** Task objective **
Send back the entries below exactly as they appear.

** Entries supplied **
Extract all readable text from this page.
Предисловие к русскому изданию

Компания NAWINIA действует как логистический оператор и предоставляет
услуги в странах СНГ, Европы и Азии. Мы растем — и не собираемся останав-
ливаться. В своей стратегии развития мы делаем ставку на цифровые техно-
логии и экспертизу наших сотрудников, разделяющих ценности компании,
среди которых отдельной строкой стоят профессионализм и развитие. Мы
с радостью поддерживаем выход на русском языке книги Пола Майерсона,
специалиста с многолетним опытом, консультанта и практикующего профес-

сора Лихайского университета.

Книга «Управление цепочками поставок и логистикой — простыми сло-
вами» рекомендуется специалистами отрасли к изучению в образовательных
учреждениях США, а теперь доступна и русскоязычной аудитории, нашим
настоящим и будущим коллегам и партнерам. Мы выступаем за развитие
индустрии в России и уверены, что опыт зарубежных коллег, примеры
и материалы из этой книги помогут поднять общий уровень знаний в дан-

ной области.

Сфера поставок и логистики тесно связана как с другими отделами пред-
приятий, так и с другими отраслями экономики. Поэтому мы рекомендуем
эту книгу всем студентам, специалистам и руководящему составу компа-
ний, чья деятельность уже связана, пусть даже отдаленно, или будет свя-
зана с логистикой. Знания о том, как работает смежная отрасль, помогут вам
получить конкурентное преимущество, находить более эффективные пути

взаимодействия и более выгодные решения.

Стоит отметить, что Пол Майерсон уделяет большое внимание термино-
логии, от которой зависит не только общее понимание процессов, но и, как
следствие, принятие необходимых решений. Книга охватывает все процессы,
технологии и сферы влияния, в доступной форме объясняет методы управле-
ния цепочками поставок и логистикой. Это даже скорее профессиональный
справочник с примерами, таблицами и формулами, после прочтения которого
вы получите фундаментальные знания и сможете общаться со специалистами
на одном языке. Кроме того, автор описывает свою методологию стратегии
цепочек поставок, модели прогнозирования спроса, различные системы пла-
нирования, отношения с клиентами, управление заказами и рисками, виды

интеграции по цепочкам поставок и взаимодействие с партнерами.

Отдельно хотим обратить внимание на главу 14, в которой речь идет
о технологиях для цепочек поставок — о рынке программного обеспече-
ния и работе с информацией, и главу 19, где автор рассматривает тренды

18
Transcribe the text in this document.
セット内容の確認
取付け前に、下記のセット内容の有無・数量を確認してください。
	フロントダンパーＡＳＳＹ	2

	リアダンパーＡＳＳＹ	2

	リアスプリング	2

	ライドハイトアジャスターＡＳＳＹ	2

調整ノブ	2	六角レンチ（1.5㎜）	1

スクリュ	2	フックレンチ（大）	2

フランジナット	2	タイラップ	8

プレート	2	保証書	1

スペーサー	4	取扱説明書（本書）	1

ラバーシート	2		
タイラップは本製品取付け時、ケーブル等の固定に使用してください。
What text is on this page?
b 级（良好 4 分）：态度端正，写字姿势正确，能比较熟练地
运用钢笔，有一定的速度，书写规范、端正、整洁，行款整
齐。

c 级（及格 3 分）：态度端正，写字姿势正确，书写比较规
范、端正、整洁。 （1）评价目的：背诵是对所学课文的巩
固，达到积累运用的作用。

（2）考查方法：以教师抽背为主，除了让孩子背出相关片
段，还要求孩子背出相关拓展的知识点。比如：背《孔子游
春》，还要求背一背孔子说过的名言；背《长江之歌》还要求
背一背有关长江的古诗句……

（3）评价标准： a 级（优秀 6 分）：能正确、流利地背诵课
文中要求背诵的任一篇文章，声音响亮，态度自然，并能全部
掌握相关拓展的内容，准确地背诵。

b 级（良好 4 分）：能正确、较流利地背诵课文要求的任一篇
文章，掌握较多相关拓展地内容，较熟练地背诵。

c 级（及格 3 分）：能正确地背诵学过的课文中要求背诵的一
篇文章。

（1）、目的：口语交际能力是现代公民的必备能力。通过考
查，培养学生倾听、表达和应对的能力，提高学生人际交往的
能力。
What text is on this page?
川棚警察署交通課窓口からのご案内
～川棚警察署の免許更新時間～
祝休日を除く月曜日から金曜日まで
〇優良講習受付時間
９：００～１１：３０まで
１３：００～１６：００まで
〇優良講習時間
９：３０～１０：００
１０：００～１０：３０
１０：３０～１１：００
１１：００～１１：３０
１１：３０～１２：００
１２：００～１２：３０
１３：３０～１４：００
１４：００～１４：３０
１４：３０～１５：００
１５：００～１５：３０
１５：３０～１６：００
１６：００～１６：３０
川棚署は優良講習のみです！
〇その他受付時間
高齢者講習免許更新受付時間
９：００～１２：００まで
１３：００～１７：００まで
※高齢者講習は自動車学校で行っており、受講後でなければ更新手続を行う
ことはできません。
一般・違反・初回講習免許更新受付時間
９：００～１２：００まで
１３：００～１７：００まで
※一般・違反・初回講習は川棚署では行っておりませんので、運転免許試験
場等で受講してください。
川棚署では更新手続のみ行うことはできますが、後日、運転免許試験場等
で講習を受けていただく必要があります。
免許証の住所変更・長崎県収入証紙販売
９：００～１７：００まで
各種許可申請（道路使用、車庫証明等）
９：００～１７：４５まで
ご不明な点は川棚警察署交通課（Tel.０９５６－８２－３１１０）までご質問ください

** Completed task **
Extract all readable text from this page.
Предисловие к русскому изданию

Компания NAWINIA действует как логистический оператор и предоставляет
услуги в странах СНГ, Европы и Азии. Мы растем — и не собираемся останав-
ливаться. В своей стратегии развития мы делаем ставку на цифровые техно-
логии и экспертизу наших сотрудников, разделяющих ценности компании,
среди которых отдельной строкой стоят профессионализм и развитие. Мы
с радостью поддерживаем выход на русском языке книги Пола Майерсона,
специалиста с многолетним опытом, консультанта и практикующего профес-

сора Лихайского университета.

Книга «Управление цепочками поставок и логистикой — простыми сло-
вами» рекомендуется специалистами отрасли к изучению в образовательных
учреждениях США, а теперь доступна и русскоязычной аудитории, нашим
настоящим и будущим коллегам и партнерам. Мы выступаем за развитие
индустрии в России и уверены, что опыт зарубежных коллег, примеры
и материалы из этой книги помогут поднять общий уровень знаний в дан-

ной области.

Сфера поставок и логистики тесно связана как с другими отделами пред-
приятий, так и с другими отраслями экономики. Поэтому мы рекомендуем
эту книгу всем студентам, специалистам и руководящему составу компа-
ний, чья деятельность уже связана, пусть даже отдаленно, или будет свя-
зана с логистикой. Знания о том, как работает смежная отрасль, помогут вам
получить конкурентное преимущество, находить более эффективные пути

взаимодействия и более выгодные решения.

Стоит отметить, что Пол Майерсон уделяет большое внимание термино-
логии, от которой зависит не только общее понимание процессов, но и, как
следствие, принятие необходимых решений. Книга охватывает все процессы,
технологии и сферы влияния, в доступной форме объясняет методы управле-
ния цепочками поставок и логистикой. Это даже скорее профессиональный
справочник с примерами, таблицами и формулами, после прочтения которого
вы получите фундаментальные знания и сможете общаться со специалистами
на одном языке. Кроме того, автор описывает свою методологию стратегии
цепочек поставок, модели прогнозирования спроса, различные системы пла-
нирования, отношения с клиентами, управление заказами и рисками, виды

интеграции по цепочкам поставок и взаимодействие с партнерами.

Отдельно хотим обратить внимание на главу 14, в которой речь идет
о технологиях для цепочек поставок — о рынке программного обеспече-
ния и работе с информацией, и главу 19, где автор рассматривает тренды

18
Transcribe the text in this document.
セット内容の確認
取付け前に、下記のセット内容の有無・数量を確認してください。
	フロントダンパーＡＳＳＹ	2

	リアダンパーＡＳＳＹ	2

	リアスプリング	2

	ライドハイトアジャスターＡＳＳＹ	2

調整ノブ	2	六角レンチ（1.5㎜）	1

スクリュ	2	フックレンチ（大）	2

フランジナット	2	タイラップ	8

プレート	2	保証書	1

スペーサー	4	取扱説明書（本書）	1

ラバーシート	2		
タイラップは本製品取付け時、ケーブル等の固定に使用してください。
What text is on this page?
b 级（良好 4 分）：态度端正，写字姿势正确，能比较熟练地
运用钢笔，有一定的速度，书写规范、端正、整洁，行款整
齐。

c 级（及格 3 分）：态度端正，写字姿势正确，书写比较规
范、端正、整洁。 （1）评价目的：背诵是对所学课文的巩
固，达到积累运用的作用。

（2）考查方法：以教师抽背为主，除了让孩子背出相关片
段，还要求孩子背出相关拓展的知识点。比如：背《孔子游
春》，还要求背一背孔子说过的名言；背《长江之歌》还要求
背一背有关长江的古诗句……

（3）评价标准： a 级（优秀 6 分）：能正确、流利地背诵课
文中要求背诵的任一篇文章，声音响亮，态度自然，并能全部
掌握相关拓展的内容，准确地背诵。

b 级（良好 4 分）：能正确、较流利地背诵课文要求的任一篇
文章，掌握较多相关拓展地内容，较熟练地背诵。

c 级（及格 3 分）：能正确地背诵学过的课文中要求背诵的一
篇文章。

（1）、目的：口语交际能力是现代公民的必备能力。通过考
查，培养学生倾听、表达和应对的能力，提高学生人际交往的
能力。
What text is on this page?
川棚警察署交通課窓口からのご案内
～川棚警察署の免許更新時間～
祝休日を除く月曜日から金曜日まで
〇優良講習受付時間
９：００～１１：３０まで
１３：００～１６：００まで
〇優良講習時間
９：３０～１０：００
１０：００～１０：３０
１０：３０～１１：００
１１：００～１１：３０
１１：３０～１２：００
１２：００～１２：３０
１３：３０～１４：００
１４：００～１４：３０
１４：３０～１５：００
１５：００～１５：３０
１５：３０～１６：００
１６：００～１６：３０
川棚署は優良講習のみです！
〇その他受付時間
高齢者講習免許更新受付時間
９：００～１２：００まで
１３：００～１７：００まで
※高齢者講習は自動車学校で行っており、受講後でなければ更新手続を行う
ことはできません。
一般・違反・初回講習免許更新受付時間
９：００～１２：００まで
１３：００～１７：００まで
※一般・違反・初回講習は川棚署では行っておりませんので、運転免許試験
場等で受講してください。
川棚署では更新手続のみ行うことはできますが、後日、運転免許試験場等
で講習を受けていただく必要があります。
免許証の住所変更・長崎県収入証紙販売
９：００～１７：００まで
各種許可申請（道路使用、車庫証明等）
９：００～１７：４５まで
ご不明な点は川棚警察署交通課（Tel.０９５６－８２－３１１０）までご質問ください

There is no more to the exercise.